**PROBLEM DESCRIPTION:**
Write out the full listing exactly as given, minus the images.

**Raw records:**
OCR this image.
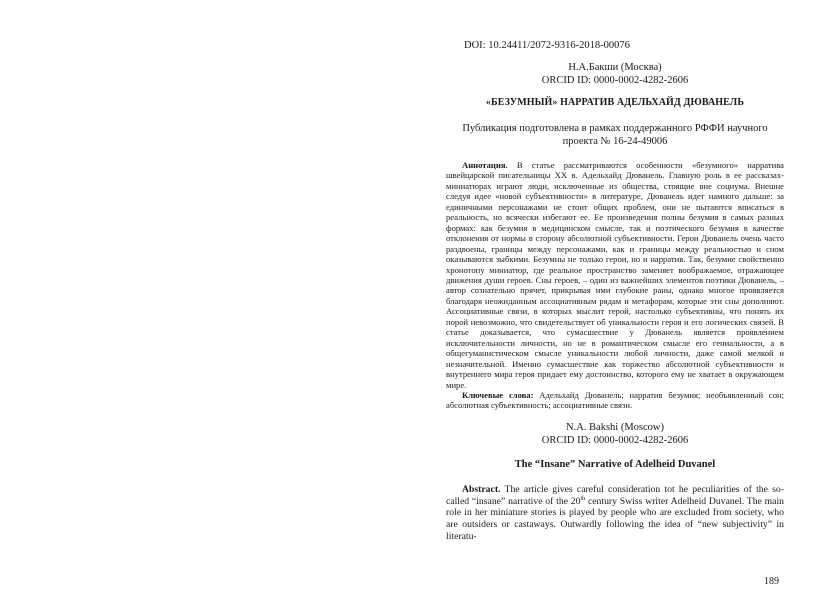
DOI: 10.24411/2072-9316-2018-00076

Н.А.Бакши (Москва)
ORCID ID: 0000-0002-4282-2606

«БЕЗУМНЫЙ» НАРРАТИВ АДЕЛЬХАЙД ДЮВАНЕЛЬ

Публикация подготовлена в рамках поддержанного РФФИ научного
проекта № 16-24-49006

Аннотация. В статье рассматриваются особенности «безумного» нарратива швейцарской писательницы XX в. Адельхайд Дюванель. Главную роль в ее рассказах-миниатюрах играют люди, исключенные из общества, стоящие вне социума. Внешне следуя идее «новой субъективности» в литературе, Дюванель идет намного дальше: за единичными персонажами не стоит общих проблем, они не пытаются вписаться в реальность, но всячески избегают ее. Ее произведения полны безумия в самых разных формах: как безумия в медицинском смысле, так и поэтического безумия в качестве отклонения от нормы в сторону абсолютной субъективности. Герои Дюванель очень часто раздвоены, границы между персонажами, как и границы между реальностью и сном оказываются зыбкими. Безумны не только герои, но и нарратив. Так, безумие свойственно хронотопу миниатюр, где реальное пространство заменяет воображаемое, отражающее движения души героев. Сны героев, – один из важнейших элементов поэтики Дюванель, – автор сознательно прячет, прикрывая ими глубокие раны, однако многое проявляется благодаря неожиданным ассоциативным рядам и метафорам, которые эти сны дополняют. Ассоциативные связи, в которых мыслит герой, настолько субъективны, что понять их порой невозможно, что свидетельствует об уникальности героя и его логических связей. В статье доказывается, что сумасшествие у Дюванель является проявлением исключительности личности, но не в романтическом смысле его гениальности, а в общегуманистическом смысле уникальности любой личности, даже самой мелкой и незначительной. Именно сумасшествие как торжество абсолютной субъективности и внутреннего мира героя придает ему достоинство, которого ему не хватает в окружающем мире.

Ключевые слова: Адельхайд Дюванель; нарратив безумия; необъявленный сон; абсолютная субъективность; ассоциативные связи.

N.A. Bakshi (Moscow)
ORCID ID: 0000-0002-4282-2606

The “Insane” Narrative of Adelheid Duvanel

Abstract. The article gives careful consideration tot he peculiarities of the so-called “insane” narrative of the 20th century Swiss writer Adelheid Duvanel. The main role in her miniature stories is played by people who are excluded from society, who are outsiders or castaways. Outwardly following the idea of “new subjectivity” in literatu-

189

**EXERCISE OUTPUT:**
OCR this image.
DOI: 10.24411/2072-9316-2018-00076

Н.А.Бакши (Москва)
ORCID ID: 0000-0002-4282-2606

«БЕЗУМНЫЙ» НАРРАТИВ АДЕЛЬХАЙД ДЮВАНЕЛЬ

Публикация подготовлена в рамках поддержанного РФФИ научного
проекта № 16-24-49006

Аннотация. В статье рассматриваются особенности «безумного» нарратива швейцарской писательницы XX в. Адельхайд Дюванель. Главную роль в ее рассказах-миниатюрах играют люди, исключенные из общества, стоящие вне социума. Внешне следуя идее «новой субъективности» в литературе, Дюванель идет намного дальше: за единичными персонажами не стоит общих проблем, они не пытаются вписаться в реальность, но всячески избегают ее. Ее произведения полны безумия в самых разных формах: как безумия в медицинском смысле, так и поэтического безумия в качестве отклонения от нормы в сторону абсолютной субъективности. Герои Дюванель очень часто раздвоены, границы между персонажами, как и границы между реальностью и сном оказываются зыбкими. Безумны не только герои, но и нарратив. Так, безумие свойственно хронотопу миниатюр, где реальное пространство заменяет воображаемое, отражающее движения души героев. Сны героев, – один из важнейших элементов поэтики Дюванель, – автор сознательно прячет, прикрывая ими глубокие раны, однако многое проявляется благодаря неожиданным ассоциативным рядам и метафорам, которые эти сны дополняют. Ассоциативные связи, в которых мыслит герой, настолько субъективны, что понять их порой невозможно, что свидетельствует об уникальности героя и его логических связей. В статье доказывается, что сумасшествие у Дюванель является проявлением исключительности личности, но не в романтическом смысле его гениальности, а в общегуманистическом смысле уникальности любой личности, даже самой мелкой и незначительной. Именно сумасшествие как торжество абсолютной субъективности и внутреннего мира героя придает ему достоинство, которого ему не хватает в окружающем мире.

Ключевые слова: Адельхайд Дюванель; нарратив безумия; необъявленный сон; абсолютная субъективность; ассоциативные связи.

N.A. Bakshi (Moscow)
ORCID ID: 0000-0002-4282-2606

The “Insane” Narrative of Adelheid Duvanel

Abstract. The article gives careful consideration tot he peculiarities of the so-called “insane” narrative of the 20th century Swiss writer Adelheid Duvanel. The main role in her miniature stories is played by people who are excluded from society, who are outsiders or castaways. Outwardly following the idea of “new subjectivity” in literatu-

189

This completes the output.